## Instructions to follow
Count every line in the data below where "Google" occurs, then state that number and nothing more.

[Data extracted from a collection]
----

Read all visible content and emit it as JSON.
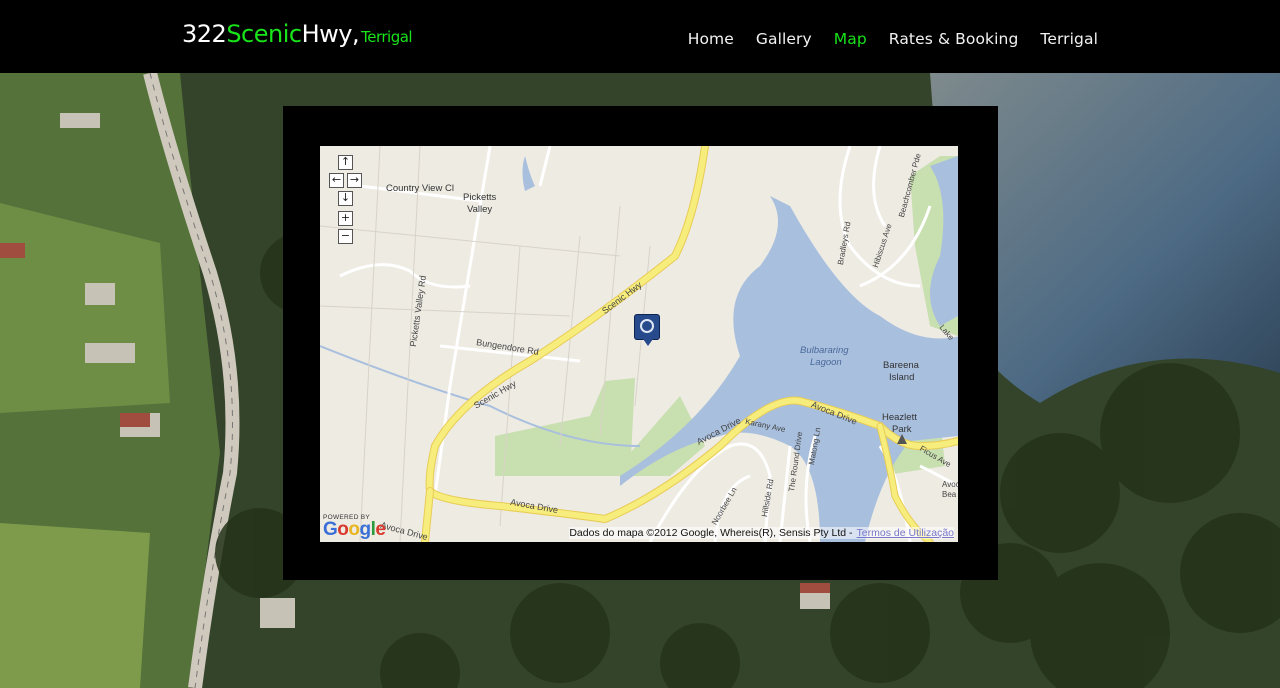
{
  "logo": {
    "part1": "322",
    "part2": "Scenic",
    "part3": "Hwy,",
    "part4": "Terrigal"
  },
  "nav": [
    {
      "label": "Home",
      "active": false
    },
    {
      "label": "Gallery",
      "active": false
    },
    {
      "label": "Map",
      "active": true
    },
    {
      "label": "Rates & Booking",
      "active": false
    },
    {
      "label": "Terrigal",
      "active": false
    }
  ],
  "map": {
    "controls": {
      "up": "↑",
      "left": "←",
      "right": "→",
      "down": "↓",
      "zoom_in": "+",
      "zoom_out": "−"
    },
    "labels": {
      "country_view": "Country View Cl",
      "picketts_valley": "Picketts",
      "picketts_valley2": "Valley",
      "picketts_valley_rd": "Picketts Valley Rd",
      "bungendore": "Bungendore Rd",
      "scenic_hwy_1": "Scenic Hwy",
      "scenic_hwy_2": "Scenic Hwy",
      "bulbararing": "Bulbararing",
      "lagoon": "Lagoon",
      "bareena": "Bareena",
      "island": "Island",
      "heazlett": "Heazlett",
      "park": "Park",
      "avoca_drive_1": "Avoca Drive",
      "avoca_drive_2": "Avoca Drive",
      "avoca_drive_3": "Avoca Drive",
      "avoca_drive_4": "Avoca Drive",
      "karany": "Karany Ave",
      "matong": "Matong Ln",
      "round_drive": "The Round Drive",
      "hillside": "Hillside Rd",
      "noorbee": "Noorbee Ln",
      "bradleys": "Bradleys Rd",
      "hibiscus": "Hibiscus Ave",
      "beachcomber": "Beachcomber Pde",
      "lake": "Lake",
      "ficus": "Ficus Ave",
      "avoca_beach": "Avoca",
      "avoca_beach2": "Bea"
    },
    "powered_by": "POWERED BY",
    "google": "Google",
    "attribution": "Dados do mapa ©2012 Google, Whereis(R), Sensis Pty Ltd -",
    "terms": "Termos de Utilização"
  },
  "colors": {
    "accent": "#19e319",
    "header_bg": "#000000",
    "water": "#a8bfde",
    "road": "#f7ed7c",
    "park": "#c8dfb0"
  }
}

----

## Solution
2